** Begin Records provided **

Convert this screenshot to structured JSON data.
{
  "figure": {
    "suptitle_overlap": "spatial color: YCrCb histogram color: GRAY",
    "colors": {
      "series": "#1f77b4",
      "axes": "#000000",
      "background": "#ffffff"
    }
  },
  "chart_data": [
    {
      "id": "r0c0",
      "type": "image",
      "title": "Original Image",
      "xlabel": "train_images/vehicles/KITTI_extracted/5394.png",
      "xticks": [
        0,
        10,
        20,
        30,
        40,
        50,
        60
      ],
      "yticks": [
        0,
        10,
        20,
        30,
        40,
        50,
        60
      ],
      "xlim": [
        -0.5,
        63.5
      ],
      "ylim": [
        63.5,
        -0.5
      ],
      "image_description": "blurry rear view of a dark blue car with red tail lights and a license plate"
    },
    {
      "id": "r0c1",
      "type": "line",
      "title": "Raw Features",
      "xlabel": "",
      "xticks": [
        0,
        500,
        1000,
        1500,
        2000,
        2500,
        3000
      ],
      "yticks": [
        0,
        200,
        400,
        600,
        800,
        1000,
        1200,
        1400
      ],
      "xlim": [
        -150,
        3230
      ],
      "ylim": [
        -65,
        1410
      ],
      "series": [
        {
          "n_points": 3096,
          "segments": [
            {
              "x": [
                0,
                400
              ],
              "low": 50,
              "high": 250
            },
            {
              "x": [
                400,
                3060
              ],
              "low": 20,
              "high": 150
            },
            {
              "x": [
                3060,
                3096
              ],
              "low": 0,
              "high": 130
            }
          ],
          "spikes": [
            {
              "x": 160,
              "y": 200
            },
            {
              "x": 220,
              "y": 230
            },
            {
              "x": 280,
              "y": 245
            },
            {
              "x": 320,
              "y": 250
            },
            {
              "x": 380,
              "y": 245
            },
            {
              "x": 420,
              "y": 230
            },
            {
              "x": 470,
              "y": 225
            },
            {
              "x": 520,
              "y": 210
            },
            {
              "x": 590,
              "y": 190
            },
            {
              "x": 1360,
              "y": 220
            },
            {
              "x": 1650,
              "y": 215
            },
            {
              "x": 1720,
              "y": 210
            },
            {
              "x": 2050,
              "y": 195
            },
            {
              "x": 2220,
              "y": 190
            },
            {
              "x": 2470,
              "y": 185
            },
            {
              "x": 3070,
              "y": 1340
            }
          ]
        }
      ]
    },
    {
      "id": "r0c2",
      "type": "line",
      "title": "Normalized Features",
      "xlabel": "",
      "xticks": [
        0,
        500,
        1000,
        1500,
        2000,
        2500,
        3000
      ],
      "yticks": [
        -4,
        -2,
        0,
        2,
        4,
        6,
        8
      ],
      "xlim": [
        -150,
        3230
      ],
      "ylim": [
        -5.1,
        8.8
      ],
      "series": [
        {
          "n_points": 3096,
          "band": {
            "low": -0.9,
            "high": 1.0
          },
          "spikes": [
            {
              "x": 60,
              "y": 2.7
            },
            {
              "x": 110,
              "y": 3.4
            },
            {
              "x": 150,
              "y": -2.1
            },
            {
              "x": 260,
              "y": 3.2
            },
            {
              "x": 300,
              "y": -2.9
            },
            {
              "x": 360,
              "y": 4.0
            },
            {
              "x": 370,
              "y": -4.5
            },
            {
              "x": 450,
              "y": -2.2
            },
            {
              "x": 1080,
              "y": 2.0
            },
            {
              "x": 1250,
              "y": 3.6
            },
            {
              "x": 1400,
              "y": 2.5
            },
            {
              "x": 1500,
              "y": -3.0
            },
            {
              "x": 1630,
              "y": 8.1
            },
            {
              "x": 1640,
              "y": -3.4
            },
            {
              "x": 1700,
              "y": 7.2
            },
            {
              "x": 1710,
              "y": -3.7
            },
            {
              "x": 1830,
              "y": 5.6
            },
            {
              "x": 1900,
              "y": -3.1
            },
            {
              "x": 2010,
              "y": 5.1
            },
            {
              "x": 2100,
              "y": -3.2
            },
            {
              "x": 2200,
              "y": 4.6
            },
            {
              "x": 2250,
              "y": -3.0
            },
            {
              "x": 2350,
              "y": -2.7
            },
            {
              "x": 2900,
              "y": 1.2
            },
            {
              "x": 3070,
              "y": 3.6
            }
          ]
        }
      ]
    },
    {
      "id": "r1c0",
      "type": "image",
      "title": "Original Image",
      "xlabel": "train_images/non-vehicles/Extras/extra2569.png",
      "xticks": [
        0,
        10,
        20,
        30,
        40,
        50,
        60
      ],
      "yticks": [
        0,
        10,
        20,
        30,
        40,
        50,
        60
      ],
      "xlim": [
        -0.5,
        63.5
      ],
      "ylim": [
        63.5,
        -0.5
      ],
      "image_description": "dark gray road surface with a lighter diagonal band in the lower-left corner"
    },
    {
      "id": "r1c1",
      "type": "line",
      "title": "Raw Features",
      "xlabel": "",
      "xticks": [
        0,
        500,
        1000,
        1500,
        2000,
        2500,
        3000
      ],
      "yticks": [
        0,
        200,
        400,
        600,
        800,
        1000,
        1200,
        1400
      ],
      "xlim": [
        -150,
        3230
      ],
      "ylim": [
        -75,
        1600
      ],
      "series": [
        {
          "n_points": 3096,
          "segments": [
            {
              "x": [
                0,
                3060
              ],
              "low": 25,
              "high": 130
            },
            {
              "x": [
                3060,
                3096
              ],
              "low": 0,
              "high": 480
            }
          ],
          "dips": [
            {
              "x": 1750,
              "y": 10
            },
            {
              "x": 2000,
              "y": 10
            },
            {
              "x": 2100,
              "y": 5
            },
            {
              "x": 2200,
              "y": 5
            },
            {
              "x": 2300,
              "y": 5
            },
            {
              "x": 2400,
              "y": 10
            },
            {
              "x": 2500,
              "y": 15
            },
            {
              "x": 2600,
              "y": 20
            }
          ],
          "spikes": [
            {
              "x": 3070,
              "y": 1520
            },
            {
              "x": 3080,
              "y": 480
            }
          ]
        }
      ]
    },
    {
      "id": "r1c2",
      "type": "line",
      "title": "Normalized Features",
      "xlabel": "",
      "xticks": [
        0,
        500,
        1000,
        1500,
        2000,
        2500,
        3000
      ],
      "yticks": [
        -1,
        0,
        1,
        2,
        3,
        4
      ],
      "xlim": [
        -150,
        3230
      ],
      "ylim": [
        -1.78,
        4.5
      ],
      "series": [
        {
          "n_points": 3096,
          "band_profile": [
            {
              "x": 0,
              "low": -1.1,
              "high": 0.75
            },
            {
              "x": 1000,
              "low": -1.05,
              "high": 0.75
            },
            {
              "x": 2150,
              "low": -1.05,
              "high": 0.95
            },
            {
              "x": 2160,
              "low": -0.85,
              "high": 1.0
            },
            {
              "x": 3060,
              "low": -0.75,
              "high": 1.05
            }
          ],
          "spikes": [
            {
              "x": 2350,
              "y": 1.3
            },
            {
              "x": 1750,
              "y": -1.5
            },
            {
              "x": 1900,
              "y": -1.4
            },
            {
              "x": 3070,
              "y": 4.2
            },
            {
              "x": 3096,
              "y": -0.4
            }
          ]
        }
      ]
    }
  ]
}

** End Records provided **

## Your instructions
Above are some records. Print them all exactly.

## Reply to the task
Convert this screenshot to structured JSON data.
{
  "figure": {
    "suptitle_overlap": "spatial color: YCrCb histogram color: GRAY",
    "colors": {
      "series": "#1f77b4",
      "axes": "#000000",
      "background": "#ffffff"
    }
  },
  "chart_data": [
    {
      "id": "r0c0",
      "type": "image",
      "title": "Original Image",
      "xlabel": "train_images/vehicles/KITTI_extracted/5394.png",
      "xticks": [
        0,
        10,
        20,
        30,
        40,
        50,
        60
      ],
      "yticks": [
        0,
        10,
        20,
        30,
        40,
        50,
        60
      ],
      "xlim": [
        -0.5,
        63.5
      ],
      "ylim": [
        63.5,
        -0.5
      ],
      "image_description": "blurry rear view of a dark blue car with red tail lights and a license plate"
    },
    {
      "id": "r0c1",
      "type": "line",
      "title": "Raw Features",
      "xlabel": "",
      "xticks": [
        0,
        500,
        1000,
        1500,
        2000,
        2500,
        3000
      ],
      "yticks": [
        0,
        200,
        400,
        600,
        800,
        1000,
        1200,
        1400
      ],
      "xlim": [
        -150,
        3230
      ],
      "ylim": [
        -65,
        1410
      ],
      "series": [
        {
          "n_points": 3096,
          "segments": [
            {
              "x": [
                0,
                400
              ],
              "low": 50,
              "high": 250
            },
            {
              "x": [
                400,
                3060
              ],
              "low": 20,
              "high": 150
            },
            {
              "x": [
                3060,
                3096
              ],
              "low": 0,
              "high": 130
            }
          ],
          "spikes": [
            {
              "x": 160,
              "y": 200
            },
            {
              "x": 220,
              "y": 230
            },
            {
              "x": 280,
              "y": 245
            },
            {
              "x": 320,
              "y": 250
            },
            {
              "x": 380,
              "y": 245
            },
            {
              "x": 420,
              "y": 230
            },
            {
              "x": 470,
              "y": 225
            },
            {
              "x": 520,
              "y": 210
            },
            {
              "x": 590,
              "y": 190
            },
            {
              "x": 1360,
              "y": 220
            },
            {
              "x": 1650,
              "y": 215
            },
            {
              "x": 1720,
              "y": 210
            },
            {
              "x": 2050,
              "y": 195
            },
            {
              "x": 2220,
              "y": 190
            },
            {
              "x": 2470,
              "y": 185
            },
            {
              "x": 3070,
              "y": 1340
            }
          ]
        }
      ]
    },
    {
      "id": "r0c2",
      "type": "line",
      "title": "Normalized Features",
      "xlabel": "",
      "xticks": [
        0,
        500,
        1000,
        1500,
        2000,
        2500,
        3000
      ],
      "yticks": [
        -4,
        -2,
        0,
        2,
        4,
        6,
        8
      ],
      "xlim": [
        -150,
        3230
      ],
      "ylim": [
        -5.1,
        8.8
      ],
      "series": [
        {
          "n_points": 3096,
          "band": {
            "low": -0.9,
            "high": 1.0
          },
          "spikes": [
            {
              "x": 60,
              "y": 2.7
            },
            {
              "x": 110,
              "y": 3.4
            },
            {
              "x": 150,
              "y": -2.1
            },
            {
              "x": 260,
              "y": 3.2
            },
            {
              "x": 300,
              "y": -2.9
            },
            {
              "x": 360,
              "y": 4.0
            },
            {
              "x": 370,
              "y": -4.5
            },
            {
              "x": 450,
              "y": -2.2
            },
            {
              "x": 1080,
              "y": 2.0
            },
            {
              "x": 1250,
              "y": 3.6
            },
            {
              "x": 1400,
              "y": 2.5
            },
            {
              "x": 1500,
              "y": -3.0
            },
            {
              "x": 1630,
              "y": 8.1
            },
            {
              "x": 1640,
              "y": -3.4
            },
            {
              "x": 1700,
              "y": 7.2
            },
            {
              "x": 1710,
              "y": -3.7
            },
            {
              "x": 1830,
              "y": 5.6
            },
            {
              "x": 1900,
              "y": -3.1
            },
            {
              "x": 2010,
              "y": 5.1
            },
            {
              "x": 2100,
              "y": -3.2
            },
            {
              "x": 2200,
              "y": 4.6
            },
            {
              "x": 2250,
              "y": -3.0
            },
            {
              "x": 2350,
              "y": -2.7
            },
            {
              "x": 2900,
              "y": 1.2
            },
            {
              "x": 3070,
              "y": 3.6
            }
          ]
        }
      ]
    },
    {
      "id": "r1c0",
      "type": "image",
      "title": "Original Image",
      "xlabel": "train_images/non-vehicles/Extras/extra2569.png",
      "xticks": [
        0,
        10,
        20,
        30,
        40,
        50,
        60
      ],
      "yticks": [
        0,
        10,
        20,
        30,
        40,
        50,
        60
      ],
      "xlim": [
        -0.5,
        63.5
      ],
      "ylim": [
        63.5,
        -0.5
      ],
      "image_description": "dark gray road surface with a lighter diagonal band in the lower-left corner"
    },
    {
      "id": "r1c1",
      "type": "line",
      "title": "Raw Features",
      "xlabel": "",
      "xticks": [
        0,
        500,
        1000,
        1500,
        2000,
        2500,
        3000
      ],
      "yticks": [
        0,
        200,
        400,
        600,
        800,
        1000,
        1200,
        1400
      ],
      "xlim": [
        -150,
        3230
      ],
      "ylim": [
        -75,
        1600
      ],
      "series": [
        {
          "n_points": 3096,
          "segments": [
            {
              "x": [
                0,
                3060
              ],
              "low": 25,
              "high": 130
            },
            {
              "x": [
                3060,
                3096
              ],
              "low": 0,
              "high": 480
            }
          ],
          "dips": [
            {
              "x": 1750,
              "y": 10
            },
            {
              "x": 2000,
              "y": 10
            },
            {
              "x": 2100,
              "y": 5
            },
            {
              "x": 2200,
              "y": 5
            },
            {
              "x": 2300,
              "y": 5
            },
            {
              "x": 2400,
              "y": 10
            },
            {
              "x": 2500,
              "y": 15
            },
            {
              "x": 2600,
              "y": 20
            }
          ],
          "spikes": [
            {
              "x": 3070,
              "y": 1520
            },
            {
              "x": 3080,
              "y": 480
            }
          ]
        }
      ]
    },
    {
      "id": "r1c2",
      "type": "line",
      "title": "Normalized Features",
      "xlabel": "",
      "xticks": [
        0,
        500,
        1000,
        1500,
        2000,
        2500,
        3000
      ],
      "yticks": [
        -1,
        0,
        1,
        2,
        3,
        4
      ],
      "xlim": [
        -150,
        3230
      ],
      "ylim": [
        -1.78,
        4.5
      ],
      "series": [
        {
          "n_points": 3096,
          "band_profile": [
            {
              "x": 0,
              "low": -1.1,
              "high": 0.75
            },
            {
              "x": 1000,
              "low": -1.05,
              "high": 0.75
            },
            {
              "x": 2150,
              "low": -1.05,
              "high": 0.95
            },
            {
              "x": 2160,
              "low": -0.85,
              "high": 1.0
            },
            {
              "x": 3060,
              "low": -0.75,
              "high": 1.05
            }
          ],
          "spikes": [
            {
              "x": 2350,
              "y": 1.3
            },
            {
              "x": 1750,
              "y": -1.5
            },
            {
              "x": 1900,
              "y": -1.4
            },
            {
              "x": 3070,
              "y": 4.2
            },
            {
              "x": 3096,
              "y": -0.4
            }
          ]
        }
      ]
    }
  ]
}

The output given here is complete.